** START Extracted material **

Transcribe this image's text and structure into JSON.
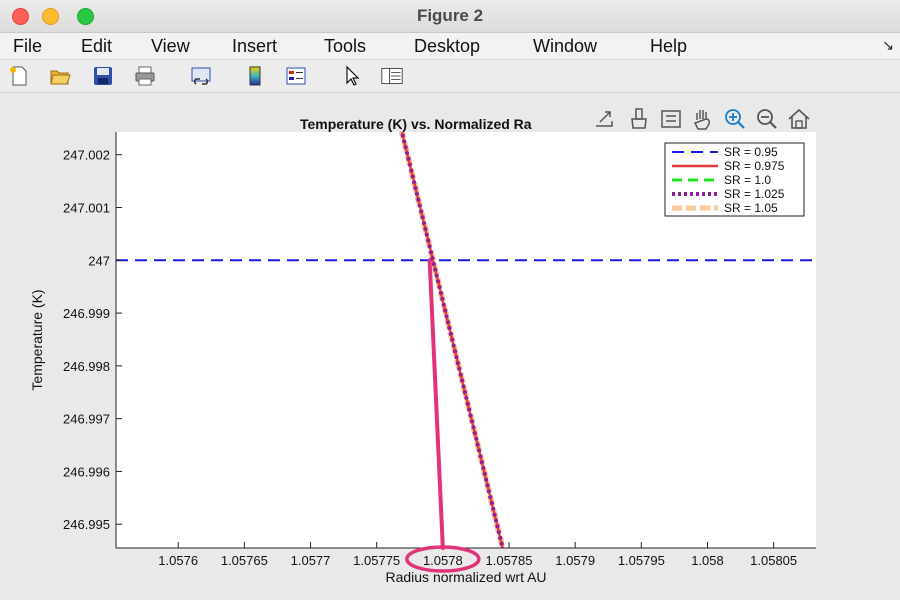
{
  "window": {
    "title": "Figure 2",
    "buttons": [
      "close",
      "minimize",
      "maximize"
    ]
  },
  "menu": {
    "items": [
      "File",
      "Edit",
      "View",
      "Insert",
      "Tools",
      "Desktop",
      "Window",
      "Help"
    ],
    "corner_icon": "↘"
  },
  "toolbar": {
    "icons": [
      "new-figure-icon",
      "open-file-icon",
      "save-icon",
      "print-icon",
      "link-plot-icon",
      "colorbar-icon",
      "legend-icon",
      "pointer-icon",
      "property-inspector-icon"
    ]
  },
  "axes_toolbar": {
    "icons": [
      "export-icon",
      "brush-icon",
      "data-tips-icon",
      "pan-icon",
      "zoom-in-icon",
      "zoom-out-icon",
      "home-icon"
    ]
  },
  "colors": {
    "sr_095": "#1a1ae0",
    "sr_0975": "#e83a3a",
    "sr_10": "#22dd22",
    "sr_1025": "#8e1f9a",
    "sr_105": "#f9c99a",
    "annotation": "#e0337a"
  },
  "chart_data": {
    "type": "line",
    "title": "Temperature (K) vs. Normalized Ra",
    "xlabel": "Radius normalized wrt AU",
    "ylabel": "Temperature (K)",
    "xlim": [
      1.057553,
      1.058082
    ],
    "ylim": [
      246.99455,
      247.00243
    ],
    "xticks": [
      1.0576,
      1.05765,
      1.0577,
      1.05775,
      1.0578,
      1.05785,
      1.0579,
      1.05795,
      1.058,
      1.05805
    ],
    "xtick_labels": [
      "1.0576",
      "1.05765",
      "1.0577",
      "1.05775",
      "1.0578",
      "1.05785",
      "1.0579",
      "1.05795",
      "1.058",
      "1.05805"
    ],
    "yticks": [
      246.995,
      246.996,
      246.997,
      246.998,
      246.999,
      247,
      247.001,
      247.002
    ],
    "ytick_labels": [
      "246.995",
      "246.996",
      "246.997",
      "246.998",
      "246.999",
      "247",
      "247.001",
      "247.002"
    ],
    "grid": false,
    "legend_position": "top-right",
    "series": [
      {
        "name": "SR = 0.95",
        "style": "solid",
        "x": [
          1.057553,
          1.058082
        ],
        "y": [
          247.0,
          247.0
        ]
      },
      {
        "name": "SR = 0.975",
        "style": "solid",
        "x": [
          1.0577684,
          1.0578457
        ],
        "y": [
          247.0025,
          246.9945
        ]
      },
      {
        "name": "SR = 1.0",
        "style": "dashed",
        "x": [],
        "y": []
      },
      {
        "name": "SR = 1.025",
        "style": "dotted",
        "x": [
          1.0577684,
          1.0578457
        ],
        "y": [
          247.0025,
          246.9945
        ]
      },
      {
        "name": "SR = 1.05",
        "style": "dashed",
        "x": [
          1.0577684,
          1.0578457
        ],
        "y": [
          247.0025,
          246.9945
        ]
      }
    ],
    "annotation": {
      "type": "arrow-and-ellipse",
      "from": [
        1.05779,
        247.0
      ],
      "to": [
        1.0578,
        246.99455
      ],
      "circled_tick": "1.0578"
    }
  }
}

** END Extracted material **

== What you will do ==
Set down all the entries exactly as they appear, but skip any pictures.

== Result of the exercise ==
Transcribe this image's text and structure into JSON.
{
  "window": {
    "title": "Figure 2",
    "buttons": [
      "close",
      "minimize",
      "maximize"
    ]
  },
  "menu": {
    "items": [
      "File",
      "Edit",
      "View",
      "Insert",
      "Tools",
      "Desktop",
      "Window",
      "Help"
    ],
    "corner_icon": "↘"
  },
  "toolbar": {
    "icons": [
      "new-figure-icon",
      "open-file-icon",
      "save-icon",
      "print-icon",
      "link-plot-icon",
      "colorbar-icon",
      "legend-icon",
      "pointer-icon",
      "property-inspector-icon"
    ]
  },
  "axes_toolbar": {
    "icons": [
      "export-icon",
      "brush-icon",
      "data-tips-icon",
      "pan-icon",
      "zoom-in-icon",
      "zoom-out-icon",
      "home-icon"
    ]
  },
  "colors": {
    "sr_095": "#1a1ae0",
    "sr_0975": "#e83a3a",
    "sr_10": "#22dd22",
    "sr_1025": "#8e1f9a",
    "sr_105": "#f9c99a",
    "annotation": "#e0337a"
  },
  "chart_data": {
    "type": "line",
    "title": "Temperature (K) vs. Normalized Ra",
    "xlabel": "Radius normalized wrt AU",
    "ylabel": "Temperature (K)",
    "xlim": [
      1.057553,
      1.058082
    ],
    "ylim": [
      246.99455,
      247.00243
    ],
    "xticks": [
      1.0576,
      1.05765,
      1.0577,
      1.05775,
      1.0578,
      1.05785,
      1.0579,
      1.05795,
      1.058,
      1.05805
    ],
    "xtick_labels": [
      "1.0576",
      "1.05765",
      "1.0577",
      "1.05775",
      "1.0578",
      "1.05785",
      "1.0579",
      "1.05795",
      "1.058",
      "1.05805"
    ],
    "yticks": [
      246.995,
      246.996,
      246.997,
      246.998,
      246.999,
      247,
      247.001,
      247.002
    ],
    "ytick_labels": [
      "246.995",
      "246.996",
      "246.997",
      "246.998",
      "246.999",
      "247",
      "247.001",
      "247.002"
    ],
    "grid": false,
    "legend_position": "top-right",
    "series": [
      {
        "name": "SR = 0.95",
        "style": "solid",
        "x": [
          1.057553,
          1.058082
        ],
        "y": [
          247.0,
          247.0
        ]
      },
      {
        "name": "SR = 0.975",
        "style": "solid",
        "x": [
          1.0577684,
          1.0578457
        ],
        "y": [
          247.0025,
          246.9945
        ]
      },
      {
        "name": "SR = 1.0",
        "style": "dashed",
        "x": [],
        "y": []
      },
      {
        "name": "SR = 1.025",
        "style": "dotted",
        "x": [
          1.0577684,
          1.0578457
        ],
        "y": [
          247.0025,
          246.9945
        ]
      },
      {
        "name": "SR = 1.05",
        "style": "dashed",
        "x": [
          1.0577684,
          1.0578457
        ],
        "y": [
          247.0025,
          246.9945
        ]
      }
    ],
    "annotation": {
      "type": "arrow-and-ellipse",
      "from": [
        1.05779,
        247.0
      ],
      "to": [
        1.0578,
        246.99455
      ],
      "circled_tick": "1.0578"
    }
  }
}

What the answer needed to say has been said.